---------- Information shown
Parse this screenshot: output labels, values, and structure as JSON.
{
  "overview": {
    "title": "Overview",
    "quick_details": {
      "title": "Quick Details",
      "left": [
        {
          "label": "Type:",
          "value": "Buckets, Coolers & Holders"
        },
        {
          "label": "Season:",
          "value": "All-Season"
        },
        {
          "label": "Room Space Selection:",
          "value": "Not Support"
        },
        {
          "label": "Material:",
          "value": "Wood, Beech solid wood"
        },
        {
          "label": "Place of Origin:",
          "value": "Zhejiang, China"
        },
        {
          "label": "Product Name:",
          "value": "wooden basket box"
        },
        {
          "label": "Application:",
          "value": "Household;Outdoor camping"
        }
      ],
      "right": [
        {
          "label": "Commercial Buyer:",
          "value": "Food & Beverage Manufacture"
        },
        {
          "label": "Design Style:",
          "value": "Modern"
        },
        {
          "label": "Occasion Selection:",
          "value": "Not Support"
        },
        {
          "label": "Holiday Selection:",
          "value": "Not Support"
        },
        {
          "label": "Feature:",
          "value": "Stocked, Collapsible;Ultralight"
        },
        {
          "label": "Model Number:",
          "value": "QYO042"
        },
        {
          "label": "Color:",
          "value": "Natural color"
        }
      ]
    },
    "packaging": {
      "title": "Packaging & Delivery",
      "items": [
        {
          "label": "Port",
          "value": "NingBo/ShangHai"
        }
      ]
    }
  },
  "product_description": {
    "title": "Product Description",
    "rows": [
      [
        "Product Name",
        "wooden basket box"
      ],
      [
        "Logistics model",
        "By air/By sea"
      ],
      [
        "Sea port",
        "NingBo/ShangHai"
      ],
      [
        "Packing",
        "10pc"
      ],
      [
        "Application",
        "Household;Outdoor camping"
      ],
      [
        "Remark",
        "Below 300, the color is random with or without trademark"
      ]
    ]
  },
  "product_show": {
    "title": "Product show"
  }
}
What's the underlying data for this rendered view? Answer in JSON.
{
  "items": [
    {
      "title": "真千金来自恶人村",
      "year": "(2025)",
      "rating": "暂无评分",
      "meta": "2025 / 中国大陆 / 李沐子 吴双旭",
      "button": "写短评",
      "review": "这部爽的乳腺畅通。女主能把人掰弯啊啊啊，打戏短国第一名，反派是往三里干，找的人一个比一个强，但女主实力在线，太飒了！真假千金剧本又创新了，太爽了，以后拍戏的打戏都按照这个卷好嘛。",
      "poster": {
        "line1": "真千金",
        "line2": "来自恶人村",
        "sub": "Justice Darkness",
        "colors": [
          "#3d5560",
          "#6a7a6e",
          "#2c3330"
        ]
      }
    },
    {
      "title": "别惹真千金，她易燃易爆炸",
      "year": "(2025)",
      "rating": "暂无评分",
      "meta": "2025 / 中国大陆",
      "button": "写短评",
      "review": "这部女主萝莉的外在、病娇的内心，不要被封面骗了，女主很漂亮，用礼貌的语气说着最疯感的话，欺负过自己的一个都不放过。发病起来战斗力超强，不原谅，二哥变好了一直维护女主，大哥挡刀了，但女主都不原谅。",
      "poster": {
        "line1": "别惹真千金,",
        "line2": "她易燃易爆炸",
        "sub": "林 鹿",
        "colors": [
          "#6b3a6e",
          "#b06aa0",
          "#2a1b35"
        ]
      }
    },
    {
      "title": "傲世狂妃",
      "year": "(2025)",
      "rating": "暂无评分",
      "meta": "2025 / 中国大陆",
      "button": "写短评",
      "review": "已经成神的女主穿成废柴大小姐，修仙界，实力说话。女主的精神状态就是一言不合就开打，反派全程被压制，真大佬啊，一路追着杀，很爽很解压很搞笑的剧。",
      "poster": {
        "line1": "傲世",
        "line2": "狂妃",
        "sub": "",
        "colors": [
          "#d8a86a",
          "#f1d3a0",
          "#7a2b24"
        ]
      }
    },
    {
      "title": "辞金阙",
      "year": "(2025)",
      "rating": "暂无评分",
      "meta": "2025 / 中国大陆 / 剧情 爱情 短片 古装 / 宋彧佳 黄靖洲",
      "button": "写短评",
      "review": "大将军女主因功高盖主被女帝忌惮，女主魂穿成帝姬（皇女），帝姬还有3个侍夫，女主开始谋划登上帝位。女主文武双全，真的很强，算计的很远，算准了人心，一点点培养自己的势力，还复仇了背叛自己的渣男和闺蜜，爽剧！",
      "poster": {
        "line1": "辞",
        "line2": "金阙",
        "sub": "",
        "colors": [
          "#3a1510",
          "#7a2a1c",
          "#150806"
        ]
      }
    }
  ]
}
--------------------
** Given task **
Select every line of the records holding the string "this".

** Written solution **
Parse this screenshot: output labels, values, and structure as JSON.
What's the underlying data for this rendered view? Answer in JSON.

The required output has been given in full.